* _Prompt_: Check each line of the data below for the word "ADHD併存児", then extract the ones that have it.
^^^^
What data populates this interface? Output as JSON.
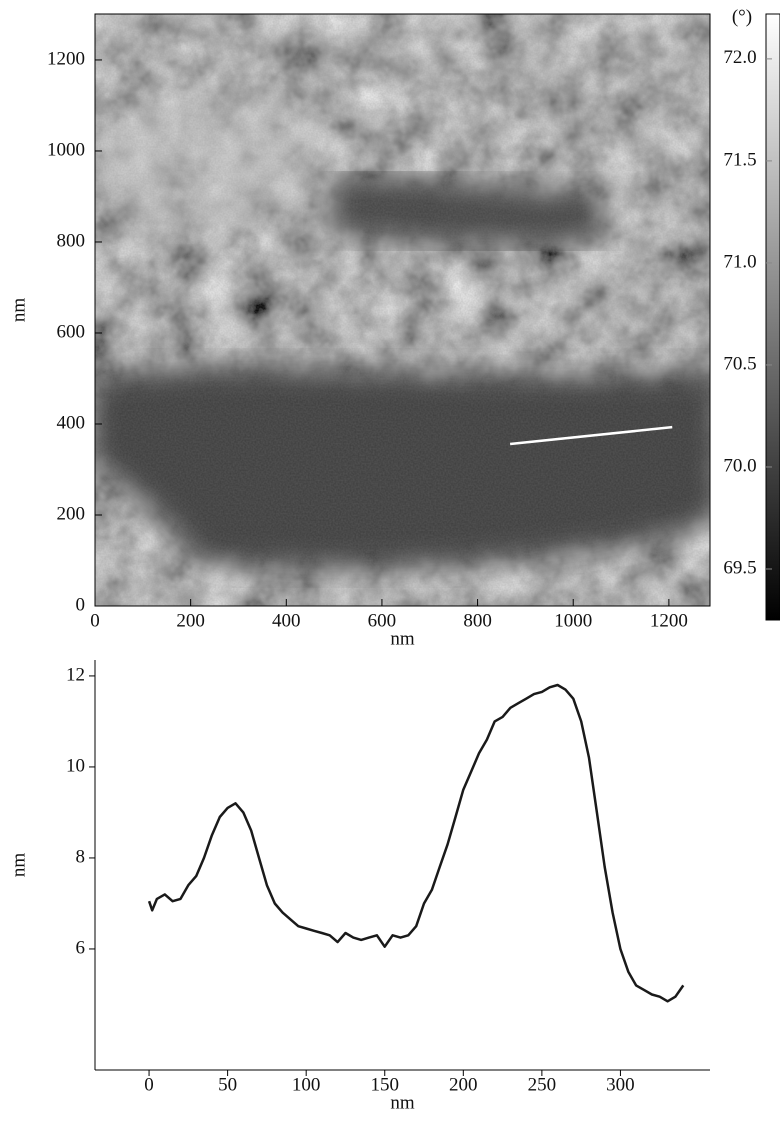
{
  "chart_data": [
    {
      "type": "image",
      "xlabel": "nm",
      "ylabel": "nm",
      "xlim": [
        0,
        1286
      ],
      "ylim": [
        0,
        1301
      ],
      "xticks": [
        0,
        200,
        400,
        600,
        800,
        1000,
        1200
      ],
      "yticks": [
        0,
        200,
        400,
        600,
        800,
        1000,
        1200
      ],
      "profile_line": {
        "x": [
          868,
          1207
        ],
        "y": [
          356,
          393
        ],
        "color": "#ffffff"
      },
      "colorbar": {
        "label": "(°)",
        "lim": [
          69.25,
          72.22
        ],
        "ticks": [
          69.5,
          {
            "value": 70,
            "label": "70.0"
          },
          70.5,
          {
            "value": 71,
            "label": "71.0"
          },
          71.5,
          {
            "value": 72,
            "label": "72.0"
          }
        ]
      }
    },
    {
      "type": "line",
      "xlabel": "nm",
      "ylabel": "nm",
      "xlim": [
        -34.4,
        357
      ],
      "ylim": [
        3.34,
        12.35
      ],
      "xticks": [
        0,
        50,
        100,
        150,
        200,
        250,
        300
      ],
      "yticks": [
        6,
        8,
        10,
        12
      ],
      "color": "#1a1a1a",
      "x": [
        0,
        2,
        5,
        10,
        15,
        20,
        25,
        30,
        35,
        40,
        45,
        50,
        55,
        60,
        65,
        70,
        75,
        80,
        85,
        90,
        95,
        100,
        105,
        110,
        115,
        120,
        125,
        130,
        135,
        140,
        145,
        150,
        155,
        160,
        165,
        170,
        175,
        180,
        185,
        190,
        195,
        200,
        205,
        210,
        215,
        220,
        225,
        230,
        235,
        240,
        245,
        250,
        255,
        260,
        265,
        270,
        275,
        280,
        285,
        290,
        295,
        300,
        305,
        310,
        315,
        320,
        325,
        330,
        335,
        340
      ],
      "values": [
        7.05,
        6.85,
        7.1,
        7.2,
        7.05,
        7.1,
        7.4,
        7.6,
        8.0,
        8.5,
        8.9,
        9.1,
        9.2,
        9.0,
        8.6,
        8.0,
        7.4,
        7.0,
        6.8,
        6.65,
        6.5,
        6.45,
        6.4,
        6.35,
        6.3,
        6.15,
        6.35,
        6.25,
        6.2,
        6.25,
        6.3,
        6.05,
        6.3,
        6.25,
        6.3,
        6.5,
        7.0,
        7.3,
        7.8,
        8.3,
        8.9,
        9.5,
        9.9,
        10.3,
        10.6,
        11.0,
        11.1,
        11.3,
        11.4,
        11.5,
        11.6,
        11.65,
        11.75,
        11.8,
        11.7,
        11.5,
        11.0,
        10.2,
        9.0,
        7.8,
        6.8,
        6.0,
        5.5,
        5.2,
        5.1,
        5.0,
        4.95,
        4.85,
        4.95,
        5.2
      ]
    }
  ]
}
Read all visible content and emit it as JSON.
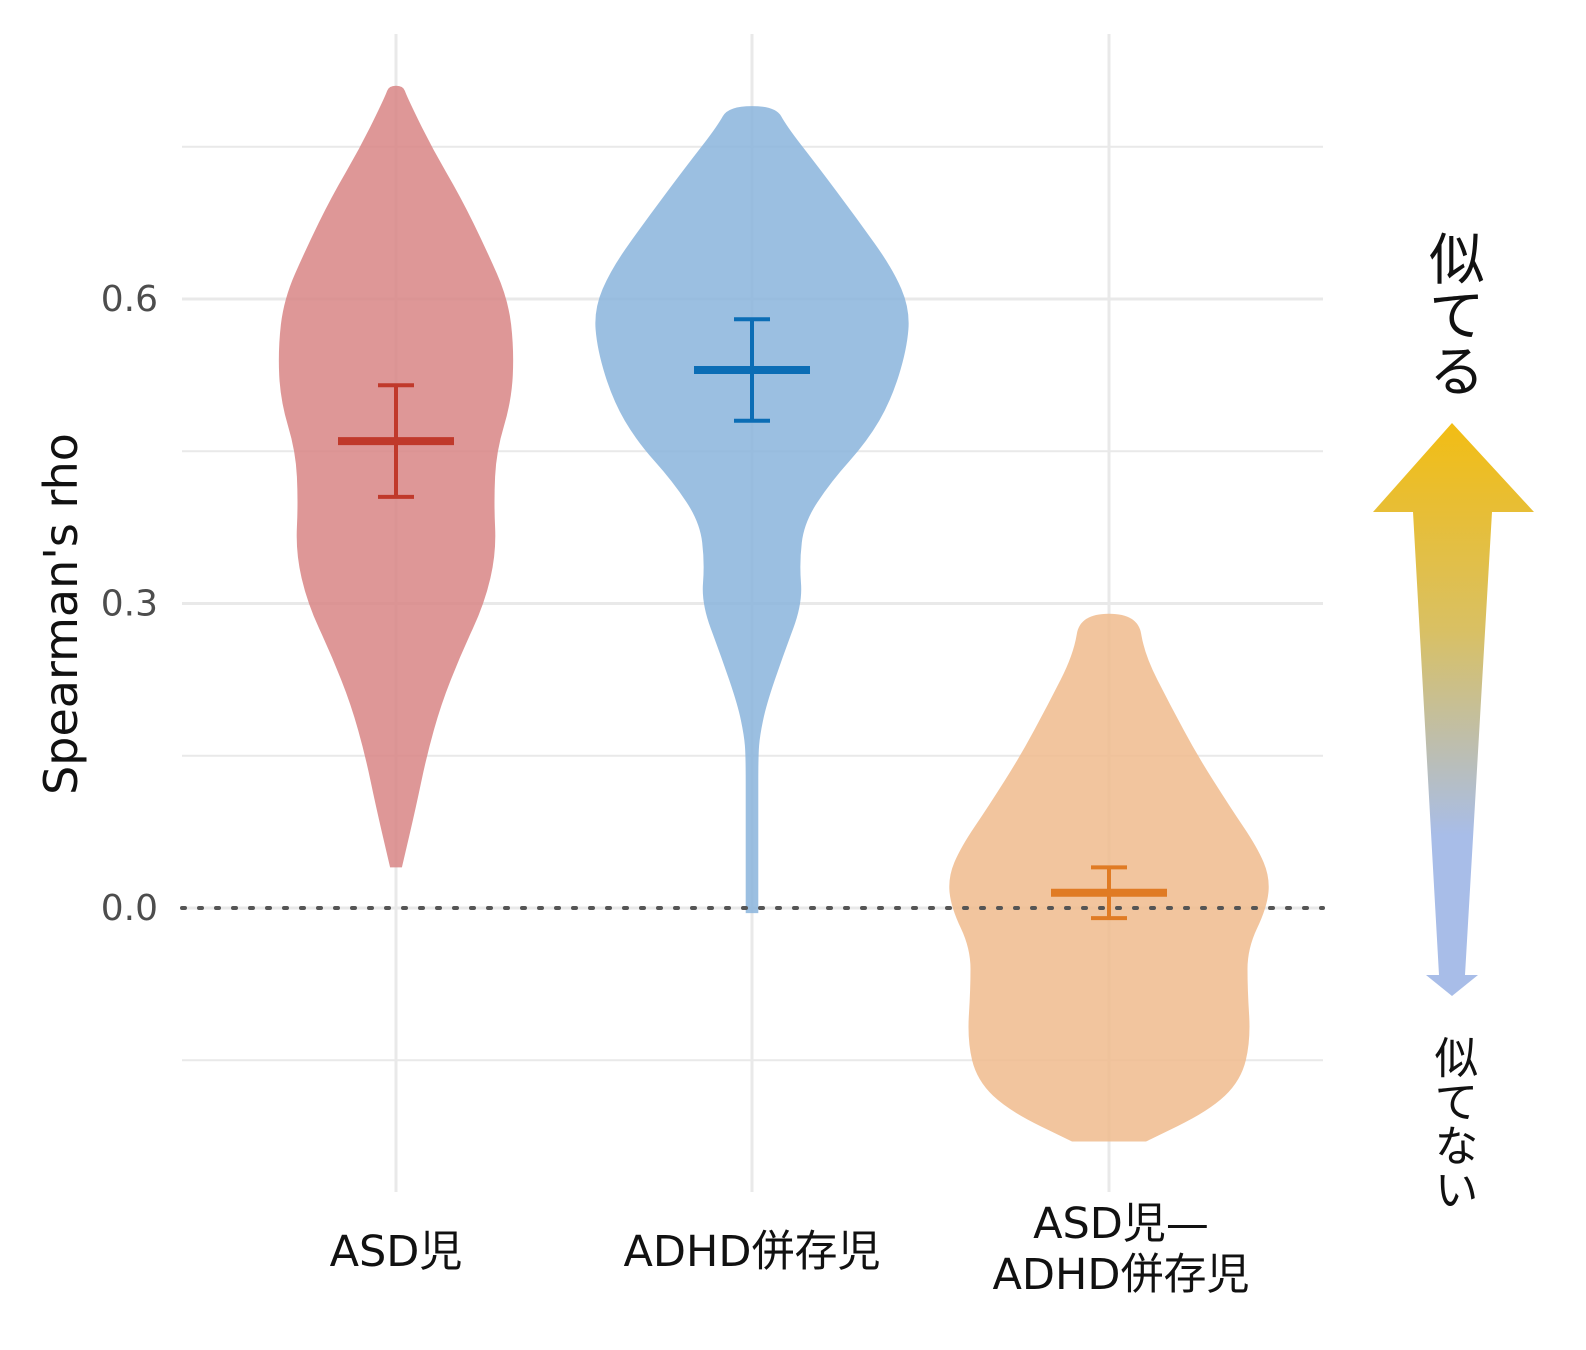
{
  "chart_data": {
    "type": "violin",
    "ylabel": "Spearman's rho",
    "ylim": [
      -0.4,
      0.8
    ],
    "yticks": [
      0.0,
      0.3,
      0.6
    ],
    "ytick_labels": [
      "0.0",
      "0.3",
      "0.6"
    ],
    "reference_line": 0.0,
    "grid": true,
    "categories": [
      "ASD児",
      "ADHD併存児",
      "ASD児—ADHD併存児"
    ],
    "category_label_lines": [
      [
        "ASD児"
      ],
      [
        "ADHD併存児"
      ],
      [
        "ASD児—",
        "ADHD併存児"
      ]
    ],
    "series": [
      {
        "category": "ASD児",
        "color": "#d98686",
        "error_color": "#c0392b",
        "mean": 0.46,
        "ci": [
          0.405,
          0.515
        ],
        "min": 0.04,
        "max": 0.81,
        "density": [
          [
            0.04,
            0.05
          ],
          [
            0.1,
            0.17
          ],
          [
            0.15,
            0.26
          ],
          [
            0.2,
            0.38
          ],
          [
            0.25,
            0.55
          ],
          [
            0.3,
            0.75
          ],
          [
            0.35,
            0.85
          ],
          [
            0.4,
            0.83
          ],
          [
            0.45,
            0.85
          ],
          [
            0.5,
            0.98
          ],
          [
            0.55,
            1.0
          ],
          [
            0.6,
            0.95
          ],
          [
            0.65,
            0.76
          ],
          [
            0.7,
            0.55
          ],
          [
            0.75,
            0.3
          ],
          [
            0.8,
            0.09
          ],
          [
            0.81,
            0.06
          ]
        ]
      },
      {
        "category": "ADHD併存児",
        "color": "#8ab4dc",
        "error_color": "#0b6db5",
        "mean": 0.53,
        "ci": [
          0.48,
          0.58
        ],
        "min": -0.005,
        "max": 0.79,
        "density": [
          [
            -0.005,
            0.04
          ],
          [
            0.05,
            0.04
          ],
          [
            0.1,
            0.04
          ],
          [
            0.15,
            0.04
          ],
          [
            0.17,
            0.05
          ],
          [
            0.2,
            0.09
          ],
          [
            0.25,
            0.2
          ],
          [
            0.3,
            0.32
          ],
          [
            0.34,
            0.3
          ],
          [
            0.38,
            0.33
          ],
          [
            0.42,
            0.5
          ],
          [
            0.46,
            0.73
          ],
          [
            0.5,
            0.88
          ],
          [
            0.55,
            0.98
          ],
          [
            0.59,
            1.0
          ],
          [
            0.63,
            0.89
          ],
          [
            0.68,
            0.66
          ],
          [
            0.73,
            0.42
          ],
          [
            0.77,
            0.22
          ],
          [
            0.79,
            0.15
          ]
        ]
      },
      {
        "category": "ASD児—ADHD併存児",
        "color": "#f0bc8e",
        "error_color": "#e07b24",
        "mean": 0.015,
        "ci": [
          -0.01,
          0.04
        ],
        "min": -0.23,
        "max": 0.29,
        "density": [
          [
            -0.23,
            0.23
          ],
          [
            -0.2,
            0.62
          ],
          [
            -0.17,
            0.82
          ],
          [
            -0.13,
            0.88
          ],
          [
            -0.08,
            0.86
          ],
          [
            -0.04,
            0.86
          ],
          [
            0.0,
            0.98
          ],
          [
            0.03,
            1.0
          ],
          [
            0.06,
            0.92
          ],
          [
            0.1,
            0.75
          ],
          [
            0.15,
            0.55
          ],
          [
            0.2,
            0.38
          ],
          [
            0.25,
            0.22
          ],
          [
            0.29,
            0.18
          ]
        ]
      }
    ],
    "side_labels": {
      "top": "似てる",
      "bottom": "似てない"
    }
  },
  "colors": {
    "arrow_top": "#f2bd14",
    "arrow_bottom": "#a8bde8",
    "grid": "#e9e9e9",
    "zero_line": "#555555"
  }
}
^^^^
* _Task response_:
      "ADHD併存児",
      "ASD児—ADHD併存児"
        "ADHD併存児"
        "ADHD併存児"
        "category": "ADHD併存児",
        "category": "ASD児—ADHD併存児",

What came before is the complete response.